>>>
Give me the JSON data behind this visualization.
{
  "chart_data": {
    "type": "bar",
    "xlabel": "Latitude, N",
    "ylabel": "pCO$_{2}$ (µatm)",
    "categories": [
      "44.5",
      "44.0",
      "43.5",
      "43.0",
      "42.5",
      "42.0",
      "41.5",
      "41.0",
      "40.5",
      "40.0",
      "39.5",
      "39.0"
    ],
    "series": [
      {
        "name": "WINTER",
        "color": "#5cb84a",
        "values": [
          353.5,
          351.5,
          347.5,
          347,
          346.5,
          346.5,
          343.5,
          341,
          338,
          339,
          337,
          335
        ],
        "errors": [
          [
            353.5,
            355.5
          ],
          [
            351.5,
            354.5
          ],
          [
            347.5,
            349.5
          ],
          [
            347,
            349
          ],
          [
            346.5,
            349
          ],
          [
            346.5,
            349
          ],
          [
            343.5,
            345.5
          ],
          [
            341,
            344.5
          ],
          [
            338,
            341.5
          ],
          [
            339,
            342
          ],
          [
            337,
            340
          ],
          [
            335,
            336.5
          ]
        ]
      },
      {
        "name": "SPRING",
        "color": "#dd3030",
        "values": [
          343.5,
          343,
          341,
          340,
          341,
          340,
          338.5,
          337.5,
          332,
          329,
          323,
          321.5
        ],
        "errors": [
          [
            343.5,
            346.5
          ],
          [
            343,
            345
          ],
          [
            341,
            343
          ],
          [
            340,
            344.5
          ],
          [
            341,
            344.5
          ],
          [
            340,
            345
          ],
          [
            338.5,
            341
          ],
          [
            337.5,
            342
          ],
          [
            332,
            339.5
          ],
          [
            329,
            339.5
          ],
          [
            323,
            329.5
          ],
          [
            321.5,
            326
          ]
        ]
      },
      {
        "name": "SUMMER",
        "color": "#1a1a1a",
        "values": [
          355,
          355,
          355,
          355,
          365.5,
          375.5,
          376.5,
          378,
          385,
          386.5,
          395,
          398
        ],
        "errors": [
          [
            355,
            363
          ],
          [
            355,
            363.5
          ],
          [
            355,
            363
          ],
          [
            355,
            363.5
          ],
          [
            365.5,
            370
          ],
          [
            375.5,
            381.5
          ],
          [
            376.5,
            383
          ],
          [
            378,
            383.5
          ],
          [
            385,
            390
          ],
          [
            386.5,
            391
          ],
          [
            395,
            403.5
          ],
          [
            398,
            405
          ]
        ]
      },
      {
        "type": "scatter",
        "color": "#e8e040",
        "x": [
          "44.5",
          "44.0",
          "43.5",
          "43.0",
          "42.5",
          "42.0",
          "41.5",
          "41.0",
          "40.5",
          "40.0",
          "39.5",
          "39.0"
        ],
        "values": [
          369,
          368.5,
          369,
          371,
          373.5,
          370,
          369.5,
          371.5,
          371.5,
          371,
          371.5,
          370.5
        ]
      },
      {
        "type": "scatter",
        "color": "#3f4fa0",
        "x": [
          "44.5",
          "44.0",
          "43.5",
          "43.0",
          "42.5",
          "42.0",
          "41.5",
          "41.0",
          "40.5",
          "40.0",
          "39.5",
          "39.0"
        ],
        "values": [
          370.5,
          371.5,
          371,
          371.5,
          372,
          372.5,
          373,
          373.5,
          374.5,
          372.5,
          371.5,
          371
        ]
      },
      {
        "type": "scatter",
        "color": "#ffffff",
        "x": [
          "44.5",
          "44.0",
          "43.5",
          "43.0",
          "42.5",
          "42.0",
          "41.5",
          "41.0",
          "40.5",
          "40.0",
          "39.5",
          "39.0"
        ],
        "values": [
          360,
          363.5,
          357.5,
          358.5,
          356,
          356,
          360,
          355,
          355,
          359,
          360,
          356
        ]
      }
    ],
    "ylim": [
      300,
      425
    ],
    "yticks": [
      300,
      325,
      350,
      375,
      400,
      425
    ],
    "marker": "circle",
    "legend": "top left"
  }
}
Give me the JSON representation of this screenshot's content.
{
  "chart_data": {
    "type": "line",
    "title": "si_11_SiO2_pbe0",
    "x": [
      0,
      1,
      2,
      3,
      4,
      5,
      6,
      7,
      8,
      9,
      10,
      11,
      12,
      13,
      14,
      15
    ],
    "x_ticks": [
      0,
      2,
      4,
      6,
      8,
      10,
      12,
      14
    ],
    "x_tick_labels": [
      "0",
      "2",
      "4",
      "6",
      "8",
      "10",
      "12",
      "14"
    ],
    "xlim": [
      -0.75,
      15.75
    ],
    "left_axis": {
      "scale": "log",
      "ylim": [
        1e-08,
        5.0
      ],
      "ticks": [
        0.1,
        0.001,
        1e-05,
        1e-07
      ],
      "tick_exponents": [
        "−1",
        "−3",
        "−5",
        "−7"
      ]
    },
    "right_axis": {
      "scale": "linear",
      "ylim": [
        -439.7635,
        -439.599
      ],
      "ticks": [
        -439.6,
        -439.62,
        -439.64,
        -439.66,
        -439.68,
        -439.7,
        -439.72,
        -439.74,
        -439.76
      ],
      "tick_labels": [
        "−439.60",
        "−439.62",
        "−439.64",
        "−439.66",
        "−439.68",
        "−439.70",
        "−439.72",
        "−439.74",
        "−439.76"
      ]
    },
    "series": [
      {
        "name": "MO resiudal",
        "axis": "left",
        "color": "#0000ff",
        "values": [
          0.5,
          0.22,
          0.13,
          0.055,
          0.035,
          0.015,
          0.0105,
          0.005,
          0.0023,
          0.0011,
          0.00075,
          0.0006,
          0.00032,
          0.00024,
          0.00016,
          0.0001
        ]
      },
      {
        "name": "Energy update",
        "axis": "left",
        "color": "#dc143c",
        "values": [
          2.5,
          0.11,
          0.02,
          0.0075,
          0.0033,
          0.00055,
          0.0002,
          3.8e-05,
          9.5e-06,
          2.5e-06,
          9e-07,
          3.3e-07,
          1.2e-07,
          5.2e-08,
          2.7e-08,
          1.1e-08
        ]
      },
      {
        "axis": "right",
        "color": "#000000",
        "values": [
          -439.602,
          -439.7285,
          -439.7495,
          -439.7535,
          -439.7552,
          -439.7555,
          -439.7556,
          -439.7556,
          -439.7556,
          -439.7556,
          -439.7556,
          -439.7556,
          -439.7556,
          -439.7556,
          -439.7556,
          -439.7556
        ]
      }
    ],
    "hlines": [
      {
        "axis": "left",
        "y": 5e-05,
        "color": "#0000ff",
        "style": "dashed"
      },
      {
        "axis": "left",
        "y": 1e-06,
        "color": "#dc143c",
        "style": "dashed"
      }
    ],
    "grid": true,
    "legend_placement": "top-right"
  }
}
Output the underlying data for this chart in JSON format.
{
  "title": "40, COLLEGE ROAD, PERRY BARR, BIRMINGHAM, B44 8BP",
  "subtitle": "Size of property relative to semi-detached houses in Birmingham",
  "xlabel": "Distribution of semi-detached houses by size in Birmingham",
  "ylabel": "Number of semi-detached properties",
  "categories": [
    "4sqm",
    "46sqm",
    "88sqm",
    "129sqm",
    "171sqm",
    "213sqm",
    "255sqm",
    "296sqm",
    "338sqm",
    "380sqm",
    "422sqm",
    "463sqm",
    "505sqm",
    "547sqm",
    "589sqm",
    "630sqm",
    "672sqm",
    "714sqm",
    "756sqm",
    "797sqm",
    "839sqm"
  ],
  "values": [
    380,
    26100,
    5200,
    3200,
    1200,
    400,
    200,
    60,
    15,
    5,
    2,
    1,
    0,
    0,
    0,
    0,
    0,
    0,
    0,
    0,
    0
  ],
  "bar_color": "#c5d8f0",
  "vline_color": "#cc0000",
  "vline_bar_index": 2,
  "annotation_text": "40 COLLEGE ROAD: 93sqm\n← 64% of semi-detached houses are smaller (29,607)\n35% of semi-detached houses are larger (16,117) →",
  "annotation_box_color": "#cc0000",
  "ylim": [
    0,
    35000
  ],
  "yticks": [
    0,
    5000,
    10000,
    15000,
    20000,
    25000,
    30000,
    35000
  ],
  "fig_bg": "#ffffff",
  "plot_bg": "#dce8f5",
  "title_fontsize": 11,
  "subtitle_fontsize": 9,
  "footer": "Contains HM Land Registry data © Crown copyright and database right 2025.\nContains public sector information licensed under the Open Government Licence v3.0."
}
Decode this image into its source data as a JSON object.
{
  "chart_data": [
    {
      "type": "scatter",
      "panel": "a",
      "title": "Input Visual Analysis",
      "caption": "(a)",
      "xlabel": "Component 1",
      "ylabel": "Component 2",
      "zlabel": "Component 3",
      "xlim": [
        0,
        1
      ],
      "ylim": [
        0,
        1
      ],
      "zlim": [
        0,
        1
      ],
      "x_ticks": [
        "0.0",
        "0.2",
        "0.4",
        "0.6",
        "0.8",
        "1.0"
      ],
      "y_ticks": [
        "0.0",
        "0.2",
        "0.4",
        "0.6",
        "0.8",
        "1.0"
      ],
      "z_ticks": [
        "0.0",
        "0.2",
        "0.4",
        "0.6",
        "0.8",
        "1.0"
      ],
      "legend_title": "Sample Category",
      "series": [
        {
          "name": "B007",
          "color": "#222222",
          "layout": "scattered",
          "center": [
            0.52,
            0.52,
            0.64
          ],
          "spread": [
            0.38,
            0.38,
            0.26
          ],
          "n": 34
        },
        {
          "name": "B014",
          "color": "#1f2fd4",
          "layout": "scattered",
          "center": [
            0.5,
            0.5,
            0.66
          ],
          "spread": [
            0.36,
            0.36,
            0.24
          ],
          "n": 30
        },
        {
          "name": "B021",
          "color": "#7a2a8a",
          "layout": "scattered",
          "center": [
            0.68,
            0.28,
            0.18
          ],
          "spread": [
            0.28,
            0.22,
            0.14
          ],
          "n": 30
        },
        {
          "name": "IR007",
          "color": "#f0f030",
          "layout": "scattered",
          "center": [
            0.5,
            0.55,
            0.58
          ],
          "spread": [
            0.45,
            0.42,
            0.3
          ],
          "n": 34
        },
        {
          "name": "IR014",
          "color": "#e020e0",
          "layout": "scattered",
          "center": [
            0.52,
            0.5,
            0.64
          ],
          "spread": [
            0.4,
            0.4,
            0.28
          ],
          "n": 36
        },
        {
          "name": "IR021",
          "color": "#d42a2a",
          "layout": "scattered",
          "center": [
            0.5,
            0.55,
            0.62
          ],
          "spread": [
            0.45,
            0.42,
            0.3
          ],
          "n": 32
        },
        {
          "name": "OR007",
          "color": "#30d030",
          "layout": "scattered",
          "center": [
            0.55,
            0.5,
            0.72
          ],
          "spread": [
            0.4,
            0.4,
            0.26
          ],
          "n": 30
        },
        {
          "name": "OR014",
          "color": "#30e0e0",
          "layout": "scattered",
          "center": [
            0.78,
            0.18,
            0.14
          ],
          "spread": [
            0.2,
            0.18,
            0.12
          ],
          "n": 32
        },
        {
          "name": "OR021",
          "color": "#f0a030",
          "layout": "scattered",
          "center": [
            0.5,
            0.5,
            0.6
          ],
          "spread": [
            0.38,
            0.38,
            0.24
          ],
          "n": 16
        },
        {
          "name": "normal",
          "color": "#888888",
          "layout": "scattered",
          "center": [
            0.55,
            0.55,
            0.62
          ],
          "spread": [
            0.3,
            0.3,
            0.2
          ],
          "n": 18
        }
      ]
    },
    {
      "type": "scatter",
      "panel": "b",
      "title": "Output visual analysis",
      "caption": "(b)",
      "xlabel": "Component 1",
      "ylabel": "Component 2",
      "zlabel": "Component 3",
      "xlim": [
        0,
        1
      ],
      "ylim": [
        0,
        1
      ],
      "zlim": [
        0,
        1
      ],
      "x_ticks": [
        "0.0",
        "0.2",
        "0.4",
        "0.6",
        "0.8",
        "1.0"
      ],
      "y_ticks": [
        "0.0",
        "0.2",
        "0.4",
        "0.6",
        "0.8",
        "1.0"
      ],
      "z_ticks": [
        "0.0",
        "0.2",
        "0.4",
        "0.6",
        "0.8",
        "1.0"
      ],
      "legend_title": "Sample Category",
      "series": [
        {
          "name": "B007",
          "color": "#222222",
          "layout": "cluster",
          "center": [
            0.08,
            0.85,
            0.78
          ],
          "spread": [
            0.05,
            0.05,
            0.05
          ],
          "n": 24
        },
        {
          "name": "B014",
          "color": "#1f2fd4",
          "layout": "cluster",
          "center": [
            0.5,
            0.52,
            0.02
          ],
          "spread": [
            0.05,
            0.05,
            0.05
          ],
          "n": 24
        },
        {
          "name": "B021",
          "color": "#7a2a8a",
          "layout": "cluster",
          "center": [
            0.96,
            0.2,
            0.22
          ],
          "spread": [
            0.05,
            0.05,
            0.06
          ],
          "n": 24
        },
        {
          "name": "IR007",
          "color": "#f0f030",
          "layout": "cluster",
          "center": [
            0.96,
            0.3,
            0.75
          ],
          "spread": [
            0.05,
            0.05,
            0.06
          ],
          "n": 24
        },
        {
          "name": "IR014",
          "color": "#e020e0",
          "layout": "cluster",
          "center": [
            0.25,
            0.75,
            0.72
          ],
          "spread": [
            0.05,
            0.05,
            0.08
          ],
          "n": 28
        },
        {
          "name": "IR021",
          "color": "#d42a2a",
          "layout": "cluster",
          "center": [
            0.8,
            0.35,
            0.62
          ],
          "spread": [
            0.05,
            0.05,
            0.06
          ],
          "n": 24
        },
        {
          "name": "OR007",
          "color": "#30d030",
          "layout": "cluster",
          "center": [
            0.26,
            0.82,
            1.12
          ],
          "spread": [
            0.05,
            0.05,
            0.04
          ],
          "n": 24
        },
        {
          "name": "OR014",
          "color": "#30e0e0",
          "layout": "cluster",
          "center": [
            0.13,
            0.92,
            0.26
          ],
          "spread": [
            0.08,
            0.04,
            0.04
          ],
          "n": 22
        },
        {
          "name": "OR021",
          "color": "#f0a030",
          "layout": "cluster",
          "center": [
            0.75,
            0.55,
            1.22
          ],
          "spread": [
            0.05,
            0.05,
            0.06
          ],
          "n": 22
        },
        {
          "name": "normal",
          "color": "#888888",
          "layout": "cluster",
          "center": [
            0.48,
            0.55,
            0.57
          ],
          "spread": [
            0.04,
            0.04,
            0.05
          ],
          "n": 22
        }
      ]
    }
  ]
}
<<<
→ **SHORT TASK**
From the data above, copy out every line with the string "COLLEGE" in it.

→ **FINISHED TASK**
  "title": "40, COLLEGE ROAD, PERRY BARR, BIRMINGHAM, B44 8BP",
  "annotation_text": "40 COLLEGE ROAD: 93sqm\n← 64% of semi-detached houses are smaller (29,607)\n35% of semi-detached houses are larger (16,117) →",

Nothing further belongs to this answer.